**What the task asks:** Gather up every line that includes the string "title".

──────────

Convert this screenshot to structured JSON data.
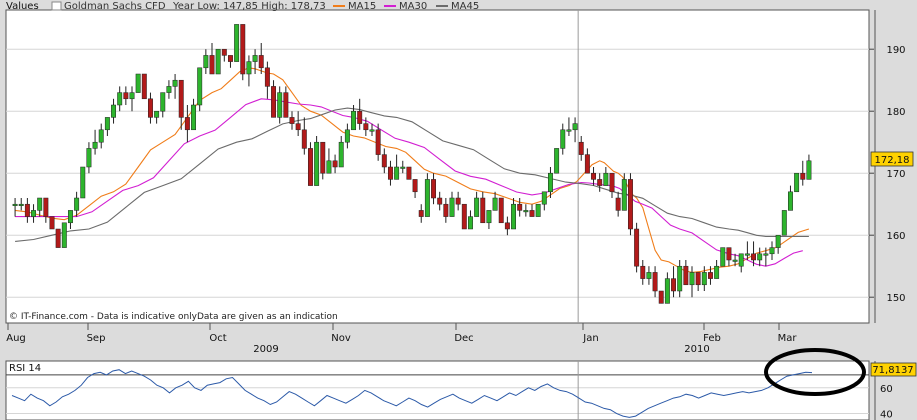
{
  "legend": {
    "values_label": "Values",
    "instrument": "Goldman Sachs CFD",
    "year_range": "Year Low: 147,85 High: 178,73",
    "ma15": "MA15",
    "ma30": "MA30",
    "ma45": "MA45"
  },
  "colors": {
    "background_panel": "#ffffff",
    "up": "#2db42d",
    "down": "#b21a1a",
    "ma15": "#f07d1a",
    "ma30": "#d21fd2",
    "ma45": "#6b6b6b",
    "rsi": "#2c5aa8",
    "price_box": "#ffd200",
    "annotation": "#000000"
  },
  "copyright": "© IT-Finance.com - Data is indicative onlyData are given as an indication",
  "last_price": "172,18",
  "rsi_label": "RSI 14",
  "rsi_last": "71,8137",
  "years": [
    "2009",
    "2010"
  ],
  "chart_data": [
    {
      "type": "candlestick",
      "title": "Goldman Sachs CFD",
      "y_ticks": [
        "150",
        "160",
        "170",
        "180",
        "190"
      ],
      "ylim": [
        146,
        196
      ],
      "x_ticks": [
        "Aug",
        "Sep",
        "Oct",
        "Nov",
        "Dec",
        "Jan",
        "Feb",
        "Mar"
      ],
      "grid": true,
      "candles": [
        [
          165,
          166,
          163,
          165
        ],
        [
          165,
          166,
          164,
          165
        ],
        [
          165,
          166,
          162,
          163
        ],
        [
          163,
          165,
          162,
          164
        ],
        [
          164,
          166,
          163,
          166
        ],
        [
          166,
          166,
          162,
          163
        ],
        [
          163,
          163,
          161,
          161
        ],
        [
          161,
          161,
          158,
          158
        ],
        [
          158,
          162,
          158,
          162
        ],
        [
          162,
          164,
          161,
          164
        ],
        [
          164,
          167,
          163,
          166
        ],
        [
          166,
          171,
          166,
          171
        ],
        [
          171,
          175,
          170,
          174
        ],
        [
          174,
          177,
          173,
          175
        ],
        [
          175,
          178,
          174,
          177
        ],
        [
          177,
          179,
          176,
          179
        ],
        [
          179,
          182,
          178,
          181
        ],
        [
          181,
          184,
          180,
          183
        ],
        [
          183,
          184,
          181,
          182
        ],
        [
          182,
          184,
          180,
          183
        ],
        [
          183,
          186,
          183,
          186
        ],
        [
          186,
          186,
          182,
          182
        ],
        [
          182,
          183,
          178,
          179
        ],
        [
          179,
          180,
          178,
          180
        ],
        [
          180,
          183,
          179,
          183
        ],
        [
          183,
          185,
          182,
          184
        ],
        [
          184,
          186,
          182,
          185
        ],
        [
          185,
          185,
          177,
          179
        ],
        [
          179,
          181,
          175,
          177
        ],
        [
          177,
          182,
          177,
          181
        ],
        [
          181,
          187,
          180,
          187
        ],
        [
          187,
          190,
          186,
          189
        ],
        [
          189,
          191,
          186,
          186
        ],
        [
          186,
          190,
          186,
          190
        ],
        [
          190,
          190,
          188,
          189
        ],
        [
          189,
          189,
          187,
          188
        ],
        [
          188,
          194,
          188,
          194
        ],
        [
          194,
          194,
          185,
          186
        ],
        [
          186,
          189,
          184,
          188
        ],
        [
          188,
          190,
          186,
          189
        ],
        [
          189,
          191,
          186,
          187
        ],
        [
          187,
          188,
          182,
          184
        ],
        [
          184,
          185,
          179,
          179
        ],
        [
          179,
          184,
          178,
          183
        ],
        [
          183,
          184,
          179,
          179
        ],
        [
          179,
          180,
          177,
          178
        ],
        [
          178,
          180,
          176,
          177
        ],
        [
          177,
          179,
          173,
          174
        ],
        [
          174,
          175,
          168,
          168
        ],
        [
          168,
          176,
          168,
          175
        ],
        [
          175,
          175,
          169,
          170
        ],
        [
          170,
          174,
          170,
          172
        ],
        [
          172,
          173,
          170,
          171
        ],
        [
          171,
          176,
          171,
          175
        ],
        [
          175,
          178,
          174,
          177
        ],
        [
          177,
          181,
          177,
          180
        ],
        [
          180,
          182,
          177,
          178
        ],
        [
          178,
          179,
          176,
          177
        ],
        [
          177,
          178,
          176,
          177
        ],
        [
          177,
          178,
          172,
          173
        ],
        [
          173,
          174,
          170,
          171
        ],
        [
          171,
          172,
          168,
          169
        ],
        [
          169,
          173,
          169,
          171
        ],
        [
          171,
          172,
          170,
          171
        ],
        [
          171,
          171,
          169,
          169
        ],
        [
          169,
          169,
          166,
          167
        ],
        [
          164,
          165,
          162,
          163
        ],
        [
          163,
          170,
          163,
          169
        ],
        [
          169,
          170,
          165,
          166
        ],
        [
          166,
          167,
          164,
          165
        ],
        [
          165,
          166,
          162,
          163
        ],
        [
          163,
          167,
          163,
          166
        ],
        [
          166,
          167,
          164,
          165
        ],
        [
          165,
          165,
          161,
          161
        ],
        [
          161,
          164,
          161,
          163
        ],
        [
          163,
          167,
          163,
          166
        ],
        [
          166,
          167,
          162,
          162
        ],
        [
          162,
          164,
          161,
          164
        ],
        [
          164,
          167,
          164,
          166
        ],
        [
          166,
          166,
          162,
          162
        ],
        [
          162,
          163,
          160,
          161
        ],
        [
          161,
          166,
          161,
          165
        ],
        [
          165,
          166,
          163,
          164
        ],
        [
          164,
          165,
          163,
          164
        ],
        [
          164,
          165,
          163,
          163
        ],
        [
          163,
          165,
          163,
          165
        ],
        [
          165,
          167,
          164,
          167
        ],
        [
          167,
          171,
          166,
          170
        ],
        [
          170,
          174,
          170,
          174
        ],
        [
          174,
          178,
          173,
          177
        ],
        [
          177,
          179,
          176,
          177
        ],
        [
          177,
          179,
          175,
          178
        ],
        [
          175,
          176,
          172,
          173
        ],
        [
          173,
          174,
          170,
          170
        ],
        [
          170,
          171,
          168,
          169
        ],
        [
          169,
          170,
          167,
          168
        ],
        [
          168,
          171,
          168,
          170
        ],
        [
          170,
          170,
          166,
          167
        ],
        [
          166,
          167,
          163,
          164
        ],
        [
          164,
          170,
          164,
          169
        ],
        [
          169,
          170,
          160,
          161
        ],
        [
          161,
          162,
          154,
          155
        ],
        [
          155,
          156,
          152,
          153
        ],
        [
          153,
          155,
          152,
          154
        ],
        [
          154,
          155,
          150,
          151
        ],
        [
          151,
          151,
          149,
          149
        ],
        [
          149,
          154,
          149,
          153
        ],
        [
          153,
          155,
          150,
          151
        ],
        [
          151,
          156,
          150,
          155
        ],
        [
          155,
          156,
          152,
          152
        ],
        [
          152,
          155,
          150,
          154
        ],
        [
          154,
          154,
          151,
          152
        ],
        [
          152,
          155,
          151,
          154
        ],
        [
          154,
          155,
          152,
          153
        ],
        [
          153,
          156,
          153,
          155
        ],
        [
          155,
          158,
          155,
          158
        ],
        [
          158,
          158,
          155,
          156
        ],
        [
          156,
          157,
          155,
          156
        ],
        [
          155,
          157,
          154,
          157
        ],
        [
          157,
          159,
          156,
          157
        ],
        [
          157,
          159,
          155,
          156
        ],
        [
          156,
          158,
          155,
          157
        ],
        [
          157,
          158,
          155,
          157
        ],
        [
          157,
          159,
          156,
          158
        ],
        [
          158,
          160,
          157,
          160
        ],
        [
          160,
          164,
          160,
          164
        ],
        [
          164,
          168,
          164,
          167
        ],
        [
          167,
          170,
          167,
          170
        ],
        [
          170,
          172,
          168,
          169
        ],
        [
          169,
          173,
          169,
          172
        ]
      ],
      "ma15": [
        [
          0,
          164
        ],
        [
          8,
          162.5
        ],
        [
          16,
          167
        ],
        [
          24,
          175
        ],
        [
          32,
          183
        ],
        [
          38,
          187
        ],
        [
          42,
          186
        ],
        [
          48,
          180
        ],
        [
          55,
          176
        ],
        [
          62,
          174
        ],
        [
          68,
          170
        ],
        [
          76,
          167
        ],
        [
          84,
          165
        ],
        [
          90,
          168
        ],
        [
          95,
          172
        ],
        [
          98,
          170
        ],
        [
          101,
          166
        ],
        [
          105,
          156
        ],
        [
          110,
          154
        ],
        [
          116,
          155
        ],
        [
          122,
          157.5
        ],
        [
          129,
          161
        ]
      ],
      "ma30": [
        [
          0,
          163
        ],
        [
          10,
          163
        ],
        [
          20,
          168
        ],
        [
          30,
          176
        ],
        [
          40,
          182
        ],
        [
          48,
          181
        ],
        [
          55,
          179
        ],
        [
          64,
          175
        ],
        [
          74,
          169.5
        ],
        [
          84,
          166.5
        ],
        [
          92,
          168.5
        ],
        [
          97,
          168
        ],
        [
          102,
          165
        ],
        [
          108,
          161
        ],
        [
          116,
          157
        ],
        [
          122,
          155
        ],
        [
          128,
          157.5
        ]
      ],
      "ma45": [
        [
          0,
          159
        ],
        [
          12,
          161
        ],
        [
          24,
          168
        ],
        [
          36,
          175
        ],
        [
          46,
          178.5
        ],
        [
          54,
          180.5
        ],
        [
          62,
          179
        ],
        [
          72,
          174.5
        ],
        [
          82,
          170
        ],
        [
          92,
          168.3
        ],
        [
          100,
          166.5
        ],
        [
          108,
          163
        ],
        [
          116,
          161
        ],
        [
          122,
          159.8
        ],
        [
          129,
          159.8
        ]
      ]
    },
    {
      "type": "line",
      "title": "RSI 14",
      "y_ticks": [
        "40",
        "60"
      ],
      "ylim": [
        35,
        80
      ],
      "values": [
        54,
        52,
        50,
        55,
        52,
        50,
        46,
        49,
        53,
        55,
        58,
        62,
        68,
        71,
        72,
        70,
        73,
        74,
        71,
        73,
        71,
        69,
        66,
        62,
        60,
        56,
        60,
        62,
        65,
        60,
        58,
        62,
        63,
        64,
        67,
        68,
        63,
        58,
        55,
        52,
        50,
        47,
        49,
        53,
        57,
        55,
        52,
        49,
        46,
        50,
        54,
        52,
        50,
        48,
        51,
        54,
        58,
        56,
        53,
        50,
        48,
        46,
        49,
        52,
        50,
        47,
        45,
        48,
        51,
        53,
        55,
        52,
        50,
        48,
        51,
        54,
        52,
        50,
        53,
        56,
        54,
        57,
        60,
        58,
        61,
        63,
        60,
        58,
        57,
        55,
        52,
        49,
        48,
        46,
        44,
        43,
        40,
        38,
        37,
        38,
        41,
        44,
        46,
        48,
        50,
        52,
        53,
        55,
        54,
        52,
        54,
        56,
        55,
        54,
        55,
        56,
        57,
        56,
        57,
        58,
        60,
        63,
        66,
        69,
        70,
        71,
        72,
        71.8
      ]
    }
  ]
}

──────────

**Task result:**
      "title": "Goldman Sachs CFD",
      "title": "RSI 14",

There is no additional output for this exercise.